Goal of the exercise:
Please reproduce the entries below, swapping every occurrence of "ruler-tick" for "scale-mark" and leaving everything else as it is.

** START Records to use **

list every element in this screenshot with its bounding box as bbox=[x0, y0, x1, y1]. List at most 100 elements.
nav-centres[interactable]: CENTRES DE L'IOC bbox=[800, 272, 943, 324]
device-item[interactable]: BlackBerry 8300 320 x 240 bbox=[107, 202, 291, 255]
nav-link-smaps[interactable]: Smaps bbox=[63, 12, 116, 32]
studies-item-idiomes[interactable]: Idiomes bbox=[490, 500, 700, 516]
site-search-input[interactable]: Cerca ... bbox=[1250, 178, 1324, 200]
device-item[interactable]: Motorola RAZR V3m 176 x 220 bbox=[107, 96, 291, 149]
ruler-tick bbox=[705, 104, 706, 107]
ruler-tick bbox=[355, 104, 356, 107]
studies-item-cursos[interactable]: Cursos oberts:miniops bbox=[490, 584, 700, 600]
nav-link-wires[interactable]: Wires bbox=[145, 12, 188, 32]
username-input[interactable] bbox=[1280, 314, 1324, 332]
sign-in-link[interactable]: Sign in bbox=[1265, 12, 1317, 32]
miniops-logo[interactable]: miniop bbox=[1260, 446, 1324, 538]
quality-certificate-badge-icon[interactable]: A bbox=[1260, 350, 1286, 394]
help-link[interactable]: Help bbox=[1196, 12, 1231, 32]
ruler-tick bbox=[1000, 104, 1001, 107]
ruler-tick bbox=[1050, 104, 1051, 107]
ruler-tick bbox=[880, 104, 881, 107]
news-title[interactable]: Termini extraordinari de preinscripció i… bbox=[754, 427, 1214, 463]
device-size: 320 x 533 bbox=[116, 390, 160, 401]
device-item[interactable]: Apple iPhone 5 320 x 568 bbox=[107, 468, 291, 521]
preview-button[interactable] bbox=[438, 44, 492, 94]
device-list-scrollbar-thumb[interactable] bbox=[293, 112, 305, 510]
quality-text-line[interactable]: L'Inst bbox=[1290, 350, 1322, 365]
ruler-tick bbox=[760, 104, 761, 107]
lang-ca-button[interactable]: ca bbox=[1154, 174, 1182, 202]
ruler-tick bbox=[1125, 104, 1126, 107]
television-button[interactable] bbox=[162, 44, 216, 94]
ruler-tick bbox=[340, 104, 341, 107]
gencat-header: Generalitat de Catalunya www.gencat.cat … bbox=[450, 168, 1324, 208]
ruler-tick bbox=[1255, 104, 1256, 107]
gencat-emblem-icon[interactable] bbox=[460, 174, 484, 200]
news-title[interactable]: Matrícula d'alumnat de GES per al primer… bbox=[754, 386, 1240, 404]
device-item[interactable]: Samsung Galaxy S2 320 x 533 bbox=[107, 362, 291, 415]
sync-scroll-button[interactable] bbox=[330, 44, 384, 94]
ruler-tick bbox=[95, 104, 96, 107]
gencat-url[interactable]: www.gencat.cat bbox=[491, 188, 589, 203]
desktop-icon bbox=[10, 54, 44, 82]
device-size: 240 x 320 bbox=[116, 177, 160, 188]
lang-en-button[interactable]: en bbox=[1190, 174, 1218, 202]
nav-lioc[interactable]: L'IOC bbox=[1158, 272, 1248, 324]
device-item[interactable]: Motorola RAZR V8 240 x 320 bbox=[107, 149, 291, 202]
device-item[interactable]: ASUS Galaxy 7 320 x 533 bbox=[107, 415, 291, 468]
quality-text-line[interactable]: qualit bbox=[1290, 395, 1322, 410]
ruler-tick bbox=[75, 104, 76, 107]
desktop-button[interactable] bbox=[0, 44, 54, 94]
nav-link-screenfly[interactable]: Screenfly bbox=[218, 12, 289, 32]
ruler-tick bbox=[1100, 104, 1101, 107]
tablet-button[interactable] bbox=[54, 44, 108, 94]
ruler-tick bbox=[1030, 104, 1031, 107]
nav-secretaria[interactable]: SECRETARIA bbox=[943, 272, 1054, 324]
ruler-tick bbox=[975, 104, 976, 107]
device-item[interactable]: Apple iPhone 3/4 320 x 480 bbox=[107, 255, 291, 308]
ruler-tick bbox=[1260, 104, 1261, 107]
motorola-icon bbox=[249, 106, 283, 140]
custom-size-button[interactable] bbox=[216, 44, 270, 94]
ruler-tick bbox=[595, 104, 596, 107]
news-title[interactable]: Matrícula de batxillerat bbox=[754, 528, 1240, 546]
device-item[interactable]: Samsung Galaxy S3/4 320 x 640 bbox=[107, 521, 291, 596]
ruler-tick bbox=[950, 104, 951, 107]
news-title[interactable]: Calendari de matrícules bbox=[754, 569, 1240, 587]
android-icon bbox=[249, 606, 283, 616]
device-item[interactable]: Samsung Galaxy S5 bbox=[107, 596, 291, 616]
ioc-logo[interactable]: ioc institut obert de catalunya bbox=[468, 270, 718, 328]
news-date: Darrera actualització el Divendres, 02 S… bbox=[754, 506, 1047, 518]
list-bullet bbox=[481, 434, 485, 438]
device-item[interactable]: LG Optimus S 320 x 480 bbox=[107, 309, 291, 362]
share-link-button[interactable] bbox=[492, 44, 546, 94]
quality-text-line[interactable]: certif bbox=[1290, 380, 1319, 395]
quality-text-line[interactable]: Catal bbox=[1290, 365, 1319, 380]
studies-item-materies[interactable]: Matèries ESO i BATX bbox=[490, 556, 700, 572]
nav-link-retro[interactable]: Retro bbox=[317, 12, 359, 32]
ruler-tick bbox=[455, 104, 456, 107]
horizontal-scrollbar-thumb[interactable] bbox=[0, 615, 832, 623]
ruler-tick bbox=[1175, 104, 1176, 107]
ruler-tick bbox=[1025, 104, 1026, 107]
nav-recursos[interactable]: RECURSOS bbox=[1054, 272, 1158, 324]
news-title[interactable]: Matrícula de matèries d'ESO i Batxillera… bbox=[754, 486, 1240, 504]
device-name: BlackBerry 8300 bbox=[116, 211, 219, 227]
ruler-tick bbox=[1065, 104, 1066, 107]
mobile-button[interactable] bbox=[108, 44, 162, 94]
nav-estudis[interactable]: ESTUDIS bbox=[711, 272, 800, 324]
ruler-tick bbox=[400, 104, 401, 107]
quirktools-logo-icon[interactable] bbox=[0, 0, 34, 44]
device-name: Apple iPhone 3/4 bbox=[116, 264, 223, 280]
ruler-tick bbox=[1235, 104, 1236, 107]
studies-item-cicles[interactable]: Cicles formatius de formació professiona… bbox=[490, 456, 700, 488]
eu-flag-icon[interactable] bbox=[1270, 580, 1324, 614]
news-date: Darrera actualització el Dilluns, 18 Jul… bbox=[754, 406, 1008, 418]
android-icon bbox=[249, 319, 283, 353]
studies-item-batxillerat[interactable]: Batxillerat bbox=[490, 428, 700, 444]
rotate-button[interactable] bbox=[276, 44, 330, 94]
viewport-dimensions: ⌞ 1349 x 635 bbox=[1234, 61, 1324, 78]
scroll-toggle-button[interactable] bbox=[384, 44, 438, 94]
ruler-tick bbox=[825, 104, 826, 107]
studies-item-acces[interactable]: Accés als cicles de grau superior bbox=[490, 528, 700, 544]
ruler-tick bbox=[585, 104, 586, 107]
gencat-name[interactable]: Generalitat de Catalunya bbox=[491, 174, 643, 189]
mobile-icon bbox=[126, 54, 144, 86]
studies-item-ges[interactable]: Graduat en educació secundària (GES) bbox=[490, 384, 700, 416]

** END Records to use **

Solution to this exercise:
list every element in this screenshot with its bounding box as bbox=[x0, y0, x1, y1]. List at most 100 elements.
nav-centres[interactable]: CENTRES DE L'IOC bbox=[800, 272, 943, 324]
device-item[interactable]: BlackBerry 8300 320 x 240 bbox=[107, 202, 291, 255]
nav-link-smaps[interactable]: Smaps bbox=[63, 12, 116, 32]
studies-item-idiomes[interactable]: Idiomes bbox=[490, 500, 700, 516]
site-search-input[interactable]: Cerca ... bbox=[1250, 178, 1324, 200]
device-item[interactable]: Motorola RAZR V3m 176 x 220 bbox=[107, 96, 291, 149]
scale-mark bbox=[705, 104, 706, 107]
scale-mark bbox=[355, 104, 356, 107]
studies-item-cursos[interactable]: Cursos oberts:miniops bbox=[490, 584, 700, 600]
nav-link-wires[interactable]: Wires bbox=[145, 12, 188, 32]
username-input[interactable] bbox=[1280, 314, 1324, 332]
sign-in-link[interactable]: Sign in bbox=[1265, 12, 1317, 32]
miniops-logo[interactable]: miniop bbox=[1260, 446, 1324, 538]
quality-certificate-badge-icon[interactable]: A bbox=[1260, 350, 1286, 394]
help-link[interactable]: Help bbox=[1196, 12, 1231, 32]
scale-mark bbox=[1000, 104, 1001, 107]
scale-mark bbox=[1050, 104, 1051, 107]
scale-mark bbox=[880, 104, 881, 107]
news-title[interactable]: Termini extraordinari de preinscripció i… bbox=[754, 427, 1214, 463]
device-size: 320 x 533 bbox=[116, 390, 160, 401]
device-item[interactable]: Apple iPhone 5 320 x 568 bbox=[107, 468, 291, 521]
preview-button[interactable] bbox=[438, 44, 492, 94]
device-list-scrollbar-thumb[interactable] bbox=[293, 112, 305, 510]
quality-text-line[interactable]: L'Inst bbox=[1290, 350, 1322, 365]
scale-mark bbox=[760, 104, 761, 107]
lang-ca-button[interactable]: ca bbox=[1154, 174, 1182, 202]
scale-mark bbox=[1125, 104, 1126, 107]
television-button[interactable] bbox=[162, 44, 216, 94]
scale-mark bbox=[340, 104, 341, 107]
gencat-header: Generalitat de Catalunya www.gencat.cat … bbox=[450, 168, 1324, 208]
scale-mark bbox=[1255, 104, 1256, 107]
gencat-emblem-icon[interactable] bbox=[460, 174, 484, 200]
news-title[interactable]: Matrícula d'alumnat de GES per al primer… bbox=[754, 386, 1240, 404]
device-item[interactable]: Samsung Galaxy S2 320 x 533 bbox=[107, 362, 291, 415]
sync-scroll-button[interactable] bbox=[330, 44, 384, 94]
scale-mark bbox=[95, 104, 96, 107]
gencat-url[interactable]: www.gencat.cat bbox=[491, 188, 589, 203]
desktop-icon bbox=[10, 54, 44, 82]
device-size: 240 x 320 bbox=[116, 177, 160, 188]
lang-en-button[interactable]: en bbox=[1190, 174, 1218, 202]
nav-lioc[interactable]: L'IOC bbox=[1158, 272, 1248, 324]
device-item[interactable]: Motorola RAZR V8 240 x 320 bbox=[107, 149, 291, 202]
device-item[interactable]: ASUS Galaxy 7 320 x 533 bbox=[107, 415, 291, 468]
quality-text-line[interactable]: qualit bbox=[1290, 395, 1322, 410]
scale-mark bbox=[75, 104, 76, 107]
desktop-button[interactable] bbox=[0, 44, 54, 94]
nav-link-screenfly[interactable]: Screenfly bbox=[218, 12, 289, 32]
scale-mark bbox=[1100, 104, 1101, 107]
tablet-button[interactable] bbox=[54, 44, 108, 94]
scale-mark bbox=[1030, 104, 1031, 107]
nav-secretaria[interactable]: SECRETARIA bbox=[943, 272, 1054, 324]
scale-mark bbox=[975, 104, 976, 107]
device-item[interactable]: Apple iPhone 3/4 320 x 480 bbox=[107, 255, 291, 308]
scale-mark bbox=[1260, 104, 1261, 107]
motorola-icon bbox=[249, 106, 283, 140]
custom-size-button[interactable] bbox=[216, 44, 270, 94]
scale-mark bbox=[595, 104, 596, 107]
news-title[interactable]: Matrícula de batxillerat bbox=[754, 528, 1240, 546]
device-item[interactable]: Samsung Galaxy S3/4 320 x 640 bbox=[107, 521, 291, 596]
scale-mark bbox=[950, 104, 951, 107]
news-title[interactable]: Calendari de matrícules bbox=[754, 569, 1240, 587]
android-icon bbox=[249, 606, 283, 616]
device-item[interactable]: Samsung Galaxy S5 bbox=[107, 596, 291, 616]
ioc-logo[interactable]: ioc institut obert de catalunya bbox=[468, 270, 718, 328]
news-date: Darrera actualització el Divendres, 02 S… bbox=[754, 506, 1047, 518]
list-bullet bbox=[481, 434, 485, 438]
device-item[interactable]: LG Optimus S 320 x 480 bbox=[107, 309, 291, 362]
share-link-button[interactable] bbox=[492, 44, 546, 94]
quality-text-line[interactable]: certif bbox=[1290, 380, 1319, 395]
quality-text-line[interactable]: Catal bbox=[1290, 365, 1319, 380]
studies-item-materies[interactable]: Matèries ESO i BATX bbox=[490, 556, 700, 572]
nav-link-retro[interactable]: Retro bbox=[317, 12, 359, 32]
scale-mark bbox=[455, 104, 456, 107]
horizontal-scrollbar-thumb[interactable] bbox=[0, 615, 832, 623]
scale-mark bbox=[1175, 104, 1176, 107]
scale-mark bbox=[1025, 104, 1026, 107]
nav-recursos[interactable]: RECURSOS bbox=[1054, 272, 1158, 324]
news-title[interactable]: Matrícula de matèries d'ESO i Batxillera… bbox=[754, 486, 1240, 504]
device-name: BlackBerry 8300 bbox=[116, 211, 219, 227]
scale-mark bbox=[1065, 104, 1066, 107]
mobile-button[interactable] bbox=[108, 44, 162, 94]
nav-estudis[interactable]: ESTUDIS bbox=[711, 272, 800, 324]
scale-mark bbox=[400, 104, 401, 107]
quirktools-logo-icon[interactable] bbox=[0, 0, 34, 44]
device-name: Apple iPhone 3/4 bbox=[116, 264, 223, 280]
scale-mark bbox=[1235, 104, 1236, 107]
studies-item-cicles[interactable]: Cicles formatius de formació professiona… bbox=[490, 456, 700, 488]
eu-flag-icon[interactable] bbox=[1270, 580, 1324, 614]
news-date: Darrera actualització el Dilluns, 18 Jul… bbox=[754, 406, 1008, 418]
android-icon bbox=[249, 319, 283, 353]
studies-item-batxillerat[interactable]: Batxillerat bbox=[490, 428, 700, 444]
rotate-button[interactable] bbox=[276, 44, 330, 94]
viewport-dimensions: ⌞ 1349 x 635 bbox=[1234, 61, 1324, 78]
scroll-toggle-button[interactable] bbox=[384, 44, 438, 94]
scale-mark bbox=[825, 104, 826, 107]
studies-item-acces[interactable]: Accés als cicles de grau superior bbox=[490, 528, 700, 544]
scale-mark bbox=[585, 104, 586, 107]
gencat-name[interactable]: Generalitat de Catalunya bbox=[491, 174, 643, 189]
mobile-icon bbox=[126, 54, 144, 86]
studies-item-ges[interactable]: Graduat en educació secundària (GES) bbox=[490, 384, 700, 416]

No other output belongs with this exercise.